WORK INSTRUCTIONS = Copy out all of the data exactly as it appears.

DATA IN THIS EXERCISE =
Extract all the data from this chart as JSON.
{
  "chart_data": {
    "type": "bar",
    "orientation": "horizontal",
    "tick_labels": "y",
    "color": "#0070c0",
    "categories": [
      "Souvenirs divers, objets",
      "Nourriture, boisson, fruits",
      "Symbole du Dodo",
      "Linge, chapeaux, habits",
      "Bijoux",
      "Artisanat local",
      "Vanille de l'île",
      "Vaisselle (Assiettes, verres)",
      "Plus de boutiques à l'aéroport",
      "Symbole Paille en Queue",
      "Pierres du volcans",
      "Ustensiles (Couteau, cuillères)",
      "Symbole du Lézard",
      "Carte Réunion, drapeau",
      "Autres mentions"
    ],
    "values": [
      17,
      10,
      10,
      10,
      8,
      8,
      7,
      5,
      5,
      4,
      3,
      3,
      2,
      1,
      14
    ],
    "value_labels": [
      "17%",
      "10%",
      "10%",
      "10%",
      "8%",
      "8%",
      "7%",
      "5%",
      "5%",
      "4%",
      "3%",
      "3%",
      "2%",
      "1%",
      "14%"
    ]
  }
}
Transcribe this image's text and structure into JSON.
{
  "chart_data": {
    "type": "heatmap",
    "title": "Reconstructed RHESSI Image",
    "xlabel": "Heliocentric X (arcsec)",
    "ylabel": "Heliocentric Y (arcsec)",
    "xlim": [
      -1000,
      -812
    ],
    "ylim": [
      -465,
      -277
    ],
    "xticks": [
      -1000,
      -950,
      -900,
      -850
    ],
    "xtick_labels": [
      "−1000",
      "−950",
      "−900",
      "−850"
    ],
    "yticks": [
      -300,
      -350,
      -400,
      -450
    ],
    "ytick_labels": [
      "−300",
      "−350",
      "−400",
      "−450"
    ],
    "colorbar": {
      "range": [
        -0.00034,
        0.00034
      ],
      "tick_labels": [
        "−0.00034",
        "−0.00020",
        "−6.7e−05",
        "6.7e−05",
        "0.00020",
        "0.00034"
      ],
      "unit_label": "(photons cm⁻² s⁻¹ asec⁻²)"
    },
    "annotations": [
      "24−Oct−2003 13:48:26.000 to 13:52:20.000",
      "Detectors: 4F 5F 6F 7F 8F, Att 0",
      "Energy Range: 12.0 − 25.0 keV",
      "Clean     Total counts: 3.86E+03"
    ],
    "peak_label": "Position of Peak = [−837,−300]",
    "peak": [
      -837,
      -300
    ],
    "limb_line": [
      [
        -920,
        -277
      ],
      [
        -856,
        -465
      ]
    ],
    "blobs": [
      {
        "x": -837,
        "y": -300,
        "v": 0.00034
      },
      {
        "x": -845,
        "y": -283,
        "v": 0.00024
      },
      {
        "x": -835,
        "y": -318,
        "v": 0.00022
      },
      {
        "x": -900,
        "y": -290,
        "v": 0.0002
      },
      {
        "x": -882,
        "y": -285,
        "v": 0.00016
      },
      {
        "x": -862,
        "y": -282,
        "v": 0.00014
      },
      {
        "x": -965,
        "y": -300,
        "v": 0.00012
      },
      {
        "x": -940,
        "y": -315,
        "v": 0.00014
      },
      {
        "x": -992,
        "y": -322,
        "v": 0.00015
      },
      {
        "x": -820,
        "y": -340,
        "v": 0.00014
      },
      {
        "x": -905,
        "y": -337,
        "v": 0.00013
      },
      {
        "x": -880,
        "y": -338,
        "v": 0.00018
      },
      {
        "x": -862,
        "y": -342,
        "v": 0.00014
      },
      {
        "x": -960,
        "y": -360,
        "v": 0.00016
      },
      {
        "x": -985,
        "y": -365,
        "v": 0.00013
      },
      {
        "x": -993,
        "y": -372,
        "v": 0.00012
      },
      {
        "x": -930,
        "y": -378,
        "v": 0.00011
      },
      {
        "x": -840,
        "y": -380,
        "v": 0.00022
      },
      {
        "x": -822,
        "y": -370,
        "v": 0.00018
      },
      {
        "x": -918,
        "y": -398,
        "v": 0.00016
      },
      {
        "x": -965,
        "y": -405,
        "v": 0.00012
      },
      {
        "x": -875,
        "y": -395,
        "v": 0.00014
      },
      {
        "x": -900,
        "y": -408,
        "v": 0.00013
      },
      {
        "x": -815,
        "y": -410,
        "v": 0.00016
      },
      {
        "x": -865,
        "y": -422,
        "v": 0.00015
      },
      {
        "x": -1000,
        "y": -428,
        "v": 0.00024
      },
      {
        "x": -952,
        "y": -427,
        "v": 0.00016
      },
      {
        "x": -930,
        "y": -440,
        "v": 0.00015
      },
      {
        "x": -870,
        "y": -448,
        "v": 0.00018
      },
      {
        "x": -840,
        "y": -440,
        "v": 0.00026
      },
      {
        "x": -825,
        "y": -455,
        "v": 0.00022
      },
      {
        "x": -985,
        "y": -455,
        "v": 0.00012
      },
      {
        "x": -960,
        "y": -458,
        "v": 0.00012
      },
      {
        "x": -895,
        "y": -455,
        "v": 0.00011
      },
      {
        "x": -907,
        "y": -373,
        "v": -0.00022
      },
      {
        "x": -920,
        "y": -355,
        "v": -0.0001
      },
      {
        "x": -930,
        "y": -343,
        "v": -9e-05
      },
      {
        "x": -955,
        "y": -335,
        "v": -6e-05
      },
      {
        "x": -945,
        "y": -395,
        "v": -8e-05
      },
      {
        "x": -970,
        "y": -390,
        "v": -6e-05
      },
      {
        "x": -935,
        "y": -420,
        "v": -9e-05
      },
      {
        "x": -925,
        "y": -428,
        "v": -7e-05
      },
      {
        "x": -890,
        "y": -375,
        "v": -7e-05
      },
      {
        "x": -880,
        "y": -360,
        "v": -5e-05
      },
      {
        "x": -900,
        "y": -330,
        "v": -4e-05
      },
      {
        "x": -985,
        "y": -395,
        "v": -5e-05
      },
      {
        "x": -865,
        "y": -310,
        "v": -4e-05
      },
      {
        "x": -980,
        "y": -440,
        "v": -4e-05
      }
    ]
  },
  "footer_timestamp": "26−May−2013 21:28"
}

ANSWER BELOW =
Extract all the data from this chart as JSON.
{
  "chart_data": {
    "type": "bar",
    "orientation": "horizontal",
    "tick_labels": "y",
    "color": "#0070c0",
    "categories": [
      "Souvenirs divers, objets",
      "Nourriture, boisson, fruits",
      "Symbole du Dodo",
      "Linge, chapeaux, habits",
      "Bijoux",
      "Artisanat local",
      "Vanille de l'île",
      "Vaisselle (Assiettes, verres)",
      "Plus de boutiques à l'aéroport",
      "Symbole Paille en Queue",
      "Pierres du volcans",
      "Ustensiles (Couteau, cuillères)",
      "Symbole du Lézard",
      "Carte Réunion, drapeau",
      "Autres mentions"
    ],
    "values": [
      17,
      10,
      10,
      10,
      8,
      8,
      7,
      5,
      5,
      4,
      3,
      3,
      2,
      1,
      14
    ],
    "value_labels": [
      "17%",
      "10%",
      "10%",
      "10%",
      "8%",
      "8%",
      "7%",
      "5%",
      "5%",
      "4%",
      "3%",
      "3%",
      "2%",
      "1%",
      "14%"
    ]
  }
}
Transcribe this image's text and structure into JSON.
{
  "chart_data": {
    "type": "heatmap",
    "title": "Reconstructed RHESSI Image",
    "xlabel": "Heliocentric X (arcsec)",
    "ylabel": "Heliocentric Y (arcsec)",
    "xlim": [
      -1000,
      -812
    ],
    "ylim": [
      -465,
      -277
    ],
    "xticks": [
      -1000,
      -950,
      -900,
      -850
    ],
    "xtick_labels": [
      "−1000",
      "−950",
      "−900",
      "−850"
    ],
    "yticks": [
      -300,
      -350,
      -400,
      -450
    ],
    "ytick_labels": [
      "−300",
      "−350",
      "−400",
      "−450"
    ],
    "colorbar": {
      "range": [
        -0.00034,
        0.00034
      ],
      "tick_labels": [
        "−0.00034",
        "−0.00020",
        "−6.7e−05",
        "6.7e−05",
        "0.00020",
        "0.00034"
      ],
      "unit_label": "(photons cm⁻² s⁻¹ asec⁻²)"
    },
    "annotations": [
      "24−Oct−2003 13:48:26.000 to 13:52:20.000",
      "Detectors: 4F 5F 6F 7F 8F, Att 0",
      "Energy Range: 12.0 − 25.0 keV",
      "Clean     Total counts: 3.86E+03"
    ],
    "peak_label": "Position of Peak = [−837,−300]",
    "peak": [
      -837,
      -300
    ],
    "limb_line": [
      [
        -920,
        -277
      ],
      [
        -856,
        -465
      ]
    ],
    "blobs": [
      {
        "x": -837,
        "y": -300,
        "v": 0.00034
      },
      {
        "x": -845,
        "y": -283,
        "v": 0.00024
      },
      {
        "x": -835,
        "y": -318,
        "v": 0.00022
      },
      {
        "x": -900,
        "y": -290,
        "v": 0.0002
      },
      {
        "x": -882,
        "y": -285,
        "v": 0.00016
      },
      {
        "x": -862,
        "y": -282,
        "v": 0.00014
      },
      {
        "x": -965,
        "y": -300,
        "v": 0.00012
      },
      {
        "x": -940,
        "y": -315,
        "v": 0.00014
      },
      {
        "x": -992,
        "y": -322,
        "v": 0.00015
      },
      {
        "x": -820,
        "y": -340,
        "v": 0.00014
      },
      {
        "x": -905,
        "y": -337,
        "v": 0.00013
      },
      {
        "x": -880,
        "y": -338,
        "v": 0.00018
      },
      {
        "x": -862,
        "y": -342,
        "v": 0.00014
      },
      {
        "x": -960,
        "y": -360,
        "v": 0.00016
      },
      {
        "x": -985,
        "y": -365,
        "v": 0.00013
      },
      {
        "x": -993,
        "y": -372,
        "v": 0.00012
      },
      {
        "x": -930,
        "y": -378,
        "v": 0.00011
      },
      {
        "x": -840,
        "y": -380,
        "v": 0.00022
      },
      {
        "x": -822,
        "y": -370,
        "v": 0.00018
      },
      {
        "x": -918,
        "y": -398,
        "v": 0.00016
      },
      {
        "x": -965,
        "y": -405,
        "v": 0.00012
      },
      {
        "x": -875,
        "y": -395,
        "v": 0.00014
      },
      {
        "x": -900,
        "y": -408,
        "v": 0.00013
      },
      {
        "x": -815,
        "y": -410,
        "v": 0.00016
      },
      {
        "x": -865,
        "y": -422,
        "v": 0.00015
      },
      {
        "x": -1000,
        "y": -428,
        "v": 0.00024
      },
      {
        "x": -952,
        "y": -427,
        "v": 0.00016
      },
      {
        "x": -930,
        "y": -440,
        "v": 0.00015
      },
      {
        "x": -870,
        "y": -448,
        "v": 0.00018
      },
      {
        "x": -840,
        "y": -440,
        "v": 0.00026
      },
      {
        "x": -825,
        "y": -455,
        "v": 0.00022
      },
      {
        "x": -985,
        "y": -455,
        "v": 0.00012
      },
      {
        "x": -960,
        "y": -458,
        "v": 0.00012
      },
      {
        "x": -895,
        "y": -455,
        "v": 0.00011
      },
      {
        "x": -907,
        "y": -373,
        "v": -0.00022
      },
      {
        "x": -920,
        "y": -355,
        "v": -0.0001
      },
      {
        "x": -930,
        "y": -343,
        "v": -9e-05
      },
      {
        "x": -955,
        "y": -335,
        "v": -6e-05
      },
      {
        "x": -945,
        "y": -395,
        "v": -8e-05
      },
      {
        "x": -970,
        "y": -390,
        "v": -6e-05
      },
      {
        "x": -935,
        "y": -420,
        "v": -9e-05
      },
      {
        "x": -925,
        "y": -428,
        "v": -7e-05
      },
      {
        "x": -890,
        "y": -375,
        "v": -7e-05
      },
      {
        "x": -880,
        "y": -360,
        "v": -5e-05
      },
      {
        "x": -900,
        "y": -330,
        "v": -4e-05
      },
      {
        "x": -985,
        "y": -395,
        "v": -5e-05
      },
      {
        "x": -865,
        "y": -310,
        "v": -4e-05
      },
      {
        "x": -980,
        "y": -440,
        "v": -4e-05
      }
    ]
  },
  "footer_timestamp": "26−May−2013 21:28"
}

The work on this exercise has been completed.